**Work to complete**
Copy out exactly the stretch of lines from the start of the records through the line containing "letter-paragraph: There are", with both ends included.

**Exercise inputs**
--- BEGIN ---

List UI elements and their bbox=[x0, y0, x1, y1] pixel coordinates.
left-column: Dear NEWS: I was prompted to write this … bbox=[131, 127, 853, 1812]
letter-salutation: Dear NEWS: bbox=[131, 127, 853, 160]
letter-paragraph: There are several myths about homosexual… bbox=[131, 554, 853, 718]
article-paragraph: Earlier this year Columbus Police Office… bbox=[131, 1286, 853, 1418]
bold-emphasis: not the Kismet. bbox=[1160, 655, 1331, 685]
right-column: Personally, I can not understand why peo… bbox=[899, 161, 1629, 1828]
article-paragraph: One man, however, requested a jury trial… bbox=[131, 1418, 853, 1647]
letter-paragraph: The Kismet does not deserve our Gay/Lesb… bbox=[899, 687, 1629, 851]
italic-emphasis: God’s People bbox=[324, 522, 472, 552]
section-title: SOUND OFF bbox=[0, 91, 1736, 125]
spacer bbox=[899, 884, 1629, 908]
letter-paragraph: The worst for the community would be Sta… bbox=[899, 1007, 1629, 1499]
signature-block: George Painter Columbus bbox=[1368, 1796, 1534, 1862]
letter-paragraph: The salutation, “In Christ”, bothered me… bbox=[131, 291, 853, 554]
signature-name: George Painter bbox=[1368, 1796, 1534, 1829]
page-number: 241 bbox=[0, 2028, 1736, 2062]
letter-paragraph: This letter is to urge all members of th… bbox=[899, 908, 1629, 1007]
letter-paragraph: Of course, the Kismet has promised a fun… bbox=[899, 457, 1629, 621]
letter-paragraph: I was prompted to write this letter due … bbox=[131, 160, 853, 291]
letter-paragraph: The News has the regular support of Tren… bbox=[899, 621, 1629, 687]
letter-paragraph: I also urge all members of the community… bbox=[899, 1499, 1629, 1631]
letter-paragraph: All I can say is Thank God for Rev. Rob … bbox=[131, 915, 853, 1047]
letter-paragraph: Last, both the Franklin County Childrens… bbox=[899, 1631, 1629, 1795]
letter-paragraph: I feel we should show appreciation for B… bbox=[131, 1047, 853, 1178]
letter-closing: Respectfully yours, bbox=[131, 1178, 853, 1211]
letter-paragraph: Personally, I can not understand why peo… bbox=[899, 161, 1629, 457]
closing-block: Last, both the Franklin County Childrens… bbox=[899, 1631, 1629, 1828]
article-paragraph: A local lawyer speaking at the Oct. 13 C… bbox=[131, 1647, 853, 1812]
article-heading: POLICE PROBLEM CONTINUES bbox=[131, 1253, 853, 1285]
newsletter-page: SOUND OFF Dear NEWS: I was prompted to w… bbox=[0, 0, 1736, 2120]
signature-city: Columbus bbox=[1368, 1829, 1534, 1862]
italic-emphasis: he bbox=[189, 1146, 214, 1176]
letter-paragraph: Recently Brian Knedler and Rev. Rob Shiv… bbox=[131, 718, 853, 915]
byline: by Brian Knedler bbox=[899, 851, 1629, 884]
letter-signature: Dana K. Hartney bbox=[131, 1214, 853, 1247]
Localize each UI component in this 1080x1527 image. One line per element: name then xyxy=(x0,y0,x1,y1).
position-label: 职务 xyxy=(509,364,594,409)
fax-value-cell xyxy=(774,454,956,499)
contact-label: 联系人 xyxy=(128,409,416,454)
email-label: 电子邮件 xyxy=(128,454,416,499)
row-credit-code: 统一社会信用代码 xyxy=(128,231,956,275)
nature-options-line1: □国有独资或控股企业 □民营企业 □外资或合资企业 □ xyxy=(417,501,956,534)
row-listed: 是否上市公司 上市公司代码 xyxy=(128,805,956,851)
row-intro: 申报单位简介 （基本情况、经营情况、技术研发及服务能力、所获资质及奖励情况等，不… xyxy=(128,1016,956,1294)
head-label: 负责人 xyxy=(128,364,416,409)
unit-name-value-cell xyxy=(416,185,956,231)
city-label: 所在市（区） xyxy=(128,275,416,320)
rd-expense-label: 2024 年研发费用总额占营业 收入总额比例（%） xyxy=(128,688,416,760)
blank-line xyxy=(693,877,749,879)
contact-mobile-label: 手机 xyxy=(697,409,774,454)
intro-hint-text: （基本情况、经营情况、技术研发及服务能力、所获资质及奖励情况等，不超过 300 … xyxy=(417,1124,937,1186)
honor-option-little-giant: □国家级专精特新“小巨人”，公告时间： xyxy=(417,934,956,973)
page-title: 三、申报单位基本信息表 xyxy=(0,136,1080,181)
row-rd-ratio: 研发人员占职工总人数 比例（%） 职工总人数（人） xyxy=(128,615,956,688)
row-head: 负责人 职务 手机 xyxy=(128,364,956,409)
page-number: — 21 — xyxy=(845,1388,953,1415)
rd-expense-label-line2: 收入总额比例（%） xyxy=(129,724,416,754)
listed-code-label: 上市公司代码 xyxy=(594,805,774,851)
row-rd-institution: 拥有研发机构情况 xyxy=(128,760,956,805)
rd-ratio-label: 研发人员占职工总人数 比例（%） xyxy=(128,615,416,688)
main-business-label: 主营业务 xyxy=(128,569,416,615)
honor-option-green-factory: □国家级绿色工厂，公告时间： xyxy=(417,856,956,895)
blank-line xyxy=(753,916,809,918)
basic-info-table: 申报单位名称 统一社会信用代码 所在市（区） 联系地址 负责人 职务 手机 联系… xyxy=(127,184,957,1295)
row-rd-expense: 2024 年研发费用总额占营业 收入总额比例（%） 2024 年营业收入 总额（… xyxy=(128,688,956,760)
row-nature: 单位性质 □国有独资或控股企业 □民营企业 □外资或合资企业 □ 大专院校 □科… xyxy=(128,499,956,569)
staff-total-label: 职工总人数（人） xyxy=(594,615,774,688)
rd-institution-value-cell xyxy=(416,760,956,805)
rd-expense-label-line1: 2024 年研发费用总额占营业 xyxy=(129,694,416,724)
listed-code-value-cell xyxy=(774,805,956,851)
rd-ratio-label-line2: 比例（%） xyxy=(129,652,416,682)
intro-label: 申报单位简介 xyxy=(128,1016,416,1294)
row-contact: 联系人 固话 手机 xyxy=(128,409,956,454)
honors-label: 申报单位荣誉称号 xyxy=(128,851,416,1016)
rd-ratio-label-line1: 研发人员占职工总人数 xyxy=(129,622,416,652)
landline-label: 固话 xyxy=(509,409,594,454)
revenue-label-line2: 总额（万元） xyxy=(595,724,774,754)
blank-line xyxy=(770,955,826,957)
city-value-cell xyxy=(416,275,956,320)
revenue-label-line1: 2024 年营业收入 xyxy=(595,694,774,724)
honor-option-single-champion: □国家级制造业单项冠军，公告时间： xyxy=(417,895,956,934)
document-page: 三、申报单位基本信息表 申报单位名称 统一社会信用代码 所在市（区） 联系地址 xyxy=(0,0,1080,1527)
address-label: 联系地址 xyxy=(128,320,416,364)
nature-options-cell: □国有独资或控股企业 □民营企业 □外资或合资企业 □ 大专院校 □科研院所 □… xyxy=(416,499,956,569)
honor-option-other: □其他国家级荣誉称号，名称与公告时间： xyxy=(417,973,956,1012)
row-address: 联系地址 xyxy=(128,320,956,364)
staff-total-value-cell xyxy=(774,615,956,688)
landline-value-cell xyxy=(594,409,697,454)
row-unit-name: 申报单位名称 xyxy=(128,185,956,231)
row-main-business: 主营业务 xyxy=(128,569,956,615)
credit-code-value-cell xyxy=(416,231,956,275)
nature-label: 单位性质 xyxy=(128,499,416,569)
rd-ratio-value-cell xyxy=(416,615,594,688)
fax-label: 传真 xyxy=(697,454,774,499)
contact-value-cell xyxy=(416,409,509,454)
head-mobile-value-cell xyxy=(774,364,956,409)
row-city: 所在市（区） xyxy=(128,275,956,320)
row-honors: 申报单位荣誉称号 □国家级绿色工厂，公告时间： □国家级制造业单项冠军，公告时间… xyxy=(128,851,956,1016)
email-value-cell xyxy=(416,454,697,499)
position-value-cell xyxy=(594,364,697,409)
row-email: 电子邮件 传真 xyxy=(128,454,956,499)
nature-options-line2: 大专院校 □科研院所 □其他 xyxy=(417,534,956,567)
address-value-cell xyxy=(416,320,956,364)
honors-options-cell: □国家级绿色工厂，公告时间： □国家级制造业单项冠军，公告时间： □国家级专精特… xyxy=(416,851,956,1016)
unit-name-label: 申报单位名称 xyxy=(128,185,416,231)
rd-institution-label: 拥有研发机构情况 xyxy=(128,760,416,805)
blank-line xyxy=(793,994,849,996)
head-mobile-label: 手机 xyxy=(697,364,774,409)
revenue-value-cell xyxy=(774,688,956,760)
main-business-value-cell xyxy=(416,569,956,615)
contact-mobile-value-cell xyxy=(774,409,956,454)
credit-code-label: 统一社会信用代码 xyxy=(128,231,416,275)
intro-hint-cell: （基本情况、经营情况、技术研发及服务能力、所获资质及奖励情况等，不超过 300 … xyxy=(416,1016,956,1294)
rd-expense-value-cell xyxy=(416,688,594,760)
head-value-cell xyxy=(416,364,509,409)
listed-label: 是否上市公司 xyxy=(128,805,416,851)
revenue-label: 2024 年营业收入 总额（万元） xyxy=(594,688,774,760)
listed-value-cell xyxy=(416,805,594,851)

--- END ---

**Task solution**
List UI elements and their bbox=[x0, y0, x1, y1] pixel coordinates.
left-column: Dear NEWS: I was prompted to write this … bbox=[131, 127, 853, 1812]
letter-salutation: Dear NEWS: bbox=[131, 127, 853, 160]
letter-paragraph: There are several myths about homosexual… bbox=[131, 554, 853, 718]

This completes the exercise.